→ The request: Count the lines in the items below that contain the string "label". Reply with the number alone.

→ Data provided:
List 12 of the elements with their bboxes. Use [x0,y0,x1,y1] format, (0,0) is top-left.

==

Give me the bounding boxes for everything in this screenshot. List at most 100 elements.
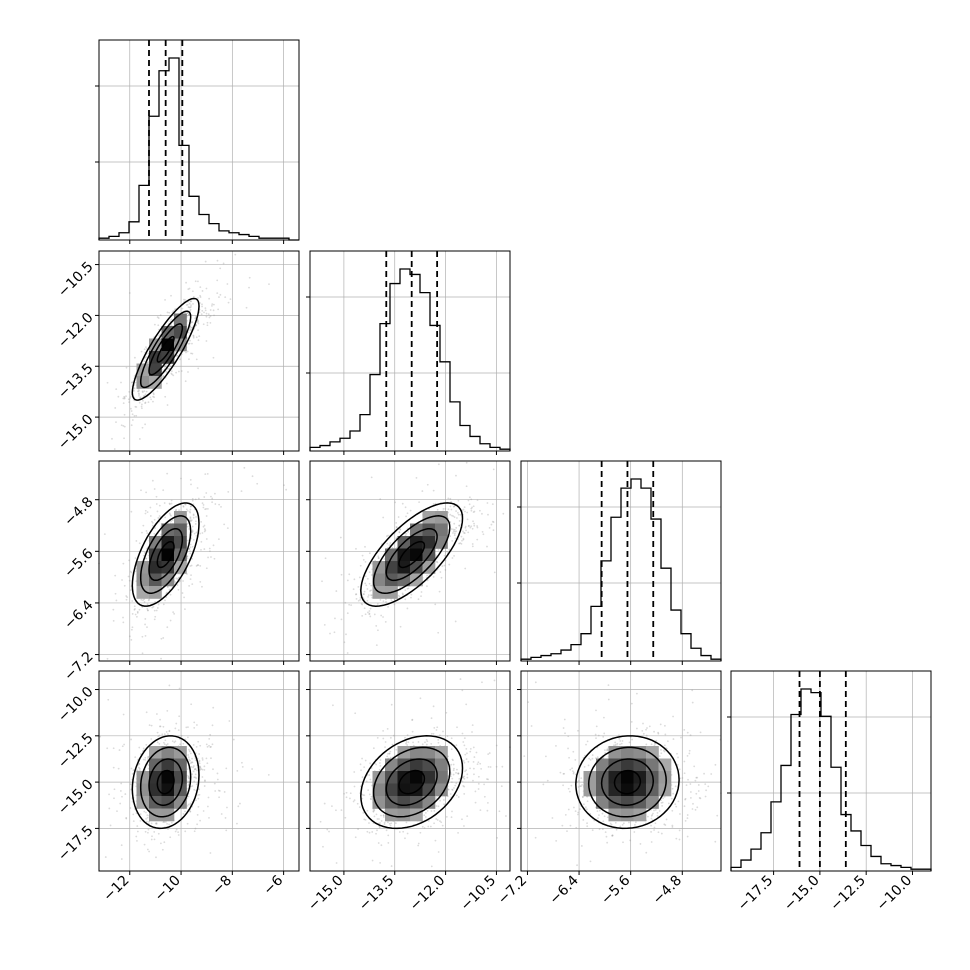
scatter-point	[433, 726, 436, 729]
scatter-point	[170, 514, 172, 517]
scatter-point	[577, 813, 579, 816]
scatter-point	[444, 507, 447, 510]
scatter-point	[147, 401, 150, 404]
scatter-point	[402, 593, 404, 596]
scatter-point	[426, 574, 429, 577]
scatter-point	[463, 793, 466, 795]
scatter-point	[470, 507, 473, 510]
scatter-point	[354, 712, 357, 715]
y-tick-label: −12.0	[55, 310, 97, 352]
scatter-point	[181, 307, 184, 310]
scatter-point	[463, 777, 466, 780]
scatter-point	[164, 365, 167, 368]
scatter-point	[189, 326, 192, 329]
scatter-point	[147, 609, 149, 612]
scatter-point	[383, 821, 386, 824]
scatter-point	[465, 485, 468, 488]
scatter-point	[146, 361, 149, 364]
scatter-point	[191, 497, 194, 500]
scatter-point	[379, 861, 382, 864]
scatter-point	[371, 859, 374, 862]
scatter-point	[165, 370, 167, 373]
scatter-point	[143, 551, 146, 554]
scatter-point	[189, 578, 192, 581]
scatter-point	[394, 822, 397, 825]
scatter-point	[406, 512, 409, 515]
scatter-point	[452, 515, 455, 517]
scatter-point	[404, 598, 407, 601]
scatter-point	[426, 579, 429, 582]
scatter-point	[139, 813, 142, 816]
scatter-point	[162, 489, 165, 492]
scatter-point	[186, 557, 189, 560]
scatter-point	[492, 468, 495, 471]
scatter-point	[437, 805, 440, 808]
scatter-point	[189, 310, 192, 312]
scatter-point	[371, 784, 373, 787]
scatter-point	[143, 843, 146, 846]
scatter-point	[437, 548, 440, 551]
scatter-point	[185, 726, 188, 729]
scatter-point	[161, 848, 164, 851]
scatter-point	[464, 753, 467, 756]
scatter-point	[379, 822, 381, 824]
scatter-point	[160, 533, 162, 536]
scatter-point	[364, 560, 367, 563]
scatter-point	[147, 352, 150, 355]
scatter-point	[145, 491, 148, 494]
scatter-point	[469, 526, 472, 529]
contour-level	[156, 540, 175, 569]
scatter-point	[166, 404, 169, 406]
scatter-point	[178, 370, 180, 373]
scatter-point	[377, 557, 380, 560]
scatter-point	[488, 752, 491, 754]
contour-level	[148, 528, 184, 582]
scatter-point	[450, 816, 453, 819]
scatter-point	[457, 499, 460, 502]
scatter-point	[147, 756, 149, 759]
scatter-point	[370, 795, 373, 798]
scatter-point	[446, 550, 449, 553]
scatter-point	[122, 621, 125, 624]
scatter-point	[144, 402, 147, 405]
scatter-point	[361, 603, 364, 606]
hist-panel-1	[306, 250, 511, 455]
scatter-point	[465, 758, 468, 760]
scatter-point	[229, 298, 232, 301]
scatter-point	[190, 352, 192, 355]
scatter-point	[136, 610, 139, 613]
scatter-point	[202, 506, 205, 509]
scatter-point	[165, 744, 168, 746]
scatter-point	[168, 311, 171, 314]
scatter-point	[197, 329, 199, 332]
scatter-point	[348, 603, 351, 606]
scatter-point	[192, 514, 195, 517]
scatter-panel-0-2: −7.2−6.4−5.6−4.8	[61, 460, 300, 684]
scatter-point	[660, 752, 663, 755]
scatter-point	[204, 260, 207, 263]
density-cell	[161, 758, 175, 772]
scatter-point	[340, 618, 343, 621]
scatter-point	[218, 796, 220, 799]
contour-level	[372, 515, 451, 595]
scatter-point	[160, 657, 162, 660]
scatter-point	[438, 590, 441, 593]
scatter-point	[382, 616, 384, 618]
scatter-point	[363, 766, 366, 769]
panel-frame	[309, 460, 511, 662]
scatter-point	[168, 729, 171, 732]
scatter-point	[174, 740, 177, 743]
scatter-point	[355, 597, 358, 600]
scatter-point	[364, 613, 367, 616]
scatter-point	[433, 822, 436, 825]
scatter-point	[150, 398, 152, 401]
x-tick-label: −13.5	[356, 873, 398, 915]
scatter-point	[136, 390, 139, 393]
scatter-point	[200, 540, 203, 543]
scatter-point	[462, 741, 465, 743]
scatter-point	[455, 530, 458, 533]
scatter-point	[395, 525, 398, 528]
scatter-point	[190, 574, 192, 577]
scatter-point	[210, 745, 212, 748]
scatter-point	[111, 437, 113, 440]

→ Response: 2